··· INPUT RECORDS
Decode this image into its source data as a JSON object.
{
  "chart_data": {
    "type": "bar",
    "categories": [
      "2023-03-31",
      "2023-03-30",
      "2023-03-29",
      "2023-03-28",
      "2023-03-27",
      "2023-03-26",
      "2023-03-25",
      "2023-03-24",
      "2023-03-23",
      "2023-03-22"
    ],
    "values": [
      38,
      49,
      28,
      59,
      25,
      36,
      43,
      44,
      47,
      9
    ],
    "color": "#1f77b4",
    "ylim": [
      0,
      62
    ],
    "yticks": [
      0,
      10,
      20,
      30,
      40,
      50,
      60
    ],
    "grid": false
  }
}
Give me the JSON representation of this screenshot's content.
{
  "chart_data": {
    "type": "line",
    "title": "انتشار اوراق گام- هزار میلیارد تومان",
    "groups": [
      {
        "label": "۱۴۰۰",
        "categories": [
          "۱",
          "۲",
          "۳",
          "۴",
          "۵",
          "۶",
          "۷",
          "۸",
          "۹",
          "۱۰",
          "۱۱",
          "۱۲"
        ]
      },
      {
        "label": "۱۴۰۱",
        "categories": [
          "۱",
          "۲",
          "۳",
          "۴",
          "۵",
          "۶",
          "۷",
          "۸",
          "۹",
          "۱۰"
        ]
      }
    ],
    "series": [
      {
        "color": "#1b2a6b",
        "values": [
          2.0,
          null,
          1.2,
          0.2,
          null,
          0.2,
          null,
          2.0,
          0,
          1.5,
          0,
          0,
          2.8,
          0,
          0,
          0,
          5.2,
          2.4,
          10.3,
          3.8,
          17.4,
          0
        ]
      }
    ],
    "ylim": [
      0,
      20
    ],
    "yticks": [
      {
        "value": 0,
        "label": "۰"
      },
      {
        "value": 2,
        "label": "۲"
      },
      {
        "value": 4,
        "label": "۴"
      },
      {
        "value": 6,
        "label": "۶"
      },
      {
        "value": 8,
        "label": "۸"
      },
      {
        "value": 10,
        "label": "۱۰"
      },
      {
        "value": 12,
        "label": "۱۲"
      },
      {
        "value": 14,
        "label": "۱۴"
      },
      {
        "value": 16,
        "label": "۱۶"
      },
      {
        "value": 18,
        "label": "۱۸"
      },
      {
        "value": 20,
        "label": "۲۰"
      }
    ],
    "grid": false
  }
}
······
Show the lines of the data that hold the word "this".

- [THE ANSWER]:
Decode this image into its source data as a JSON object.
Give me the JSON representation of this screenshot's content.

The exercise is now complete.